- TASK DESCRIPTION -
Repeat the material verbatim. Images are excluded from the copy.

** START OF RECORDS SHOWN **

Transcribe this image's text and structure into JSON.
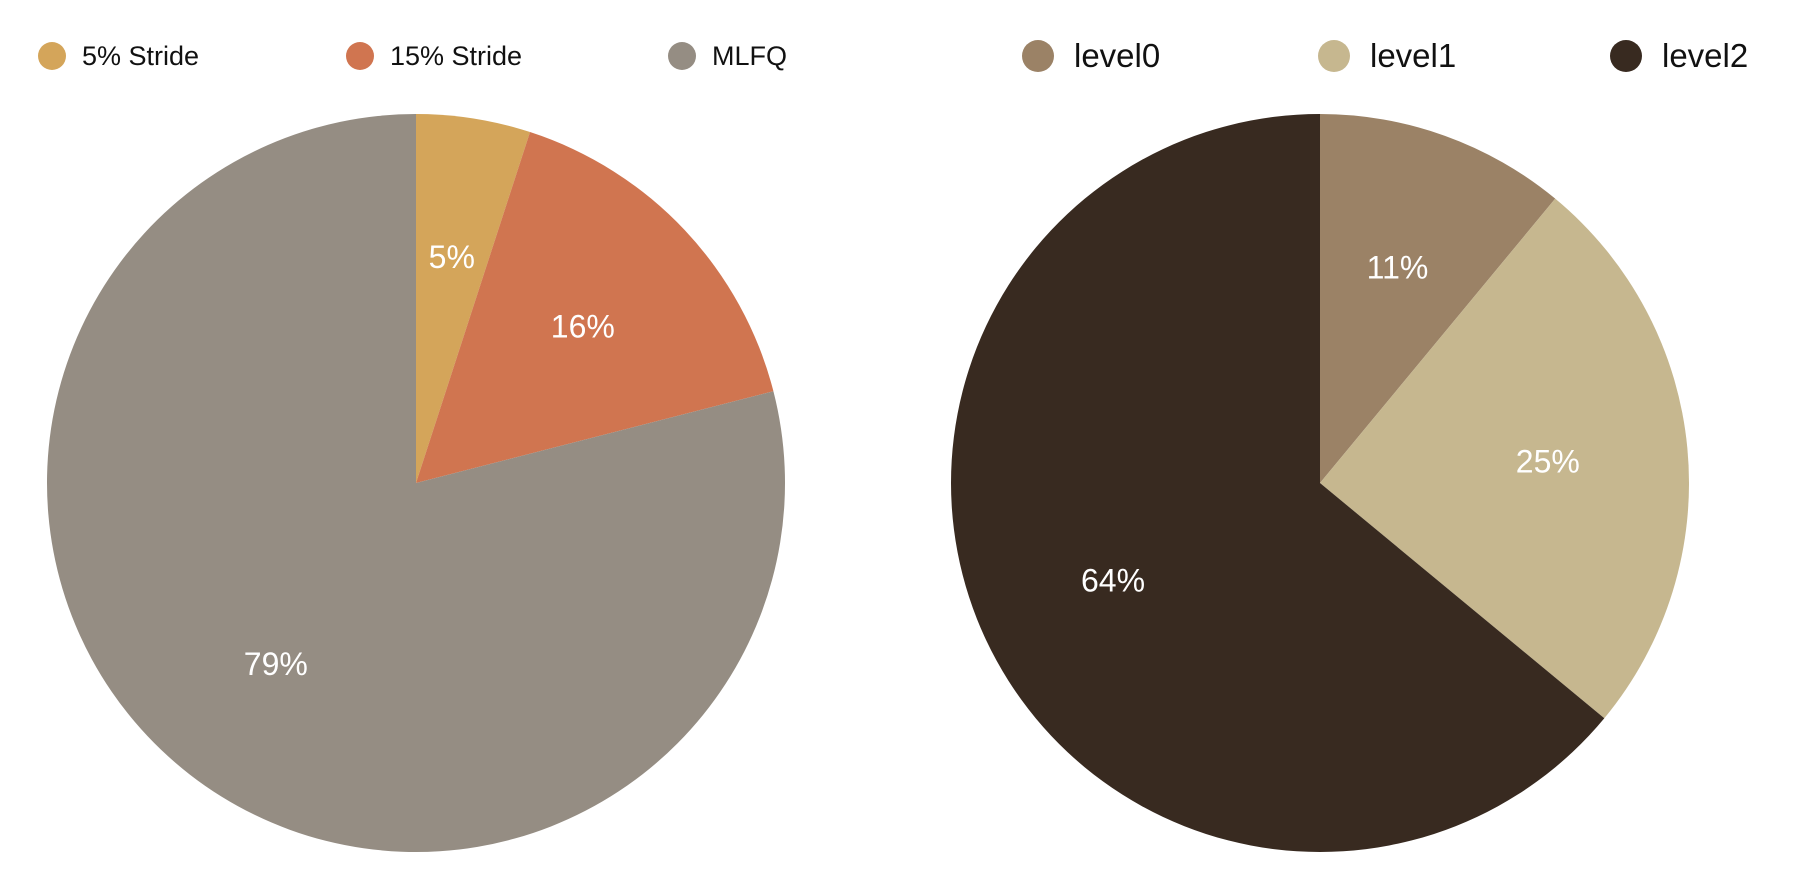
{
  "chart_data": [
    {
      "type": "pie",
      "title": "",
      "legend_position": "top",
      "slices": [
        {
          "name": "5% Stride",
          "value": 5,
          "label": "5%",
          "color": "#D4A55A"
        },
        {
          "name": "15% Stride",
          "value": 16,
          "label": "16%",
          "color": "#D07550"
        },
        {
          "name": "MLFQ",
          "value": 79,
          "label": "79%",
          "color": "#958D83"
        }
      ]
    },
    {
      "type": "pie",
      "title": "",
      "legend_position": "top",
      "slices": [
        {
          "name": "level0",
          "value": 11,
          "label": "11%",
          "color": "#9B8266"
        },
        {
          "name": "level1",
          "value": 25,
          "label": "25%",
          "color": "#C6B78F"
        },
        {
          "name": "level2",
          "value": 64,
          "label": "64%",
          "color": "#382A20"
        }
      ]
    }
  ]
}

** END OF RECORDS SHOWN **

- TASK RESPONSE -
Transcribe this image's text and structure into JSON.
{
  "chart_data": [
    {
      "type": "pie",
      "title": "",
      "legend_position": "top",
      "slices": [
        {
          "name": "5% Stride",
          "value": 5,
          "label": "5%",
          "color": "#D4A55A"
        },
        {
          "name": "15% Stride",
          "value": 16,
          "label": "16%",
          "color": "#D07550"
        },
        {
          "name": "MLFQ",
          "value": 79,
          "label": "79%",
          "color": "#958D83"
        }
      ]
    },
    {
      "type": "pie",
      "title": "",
      "legend_position": "top",
      "slices": [
        {
          "name": "level0",
          "value": 11,
          "label": "11%",
          "color": "#9B8266"
        },
        {
          "name": "level1",
          "value": 25,
          "label": "25%",
          "color": "#C6B78F"
        },
        {
          "name": "level2",
          "value": 64,
          "label": "64%",
          "color": "#382A20"
        }
      ]
    }
  ]
}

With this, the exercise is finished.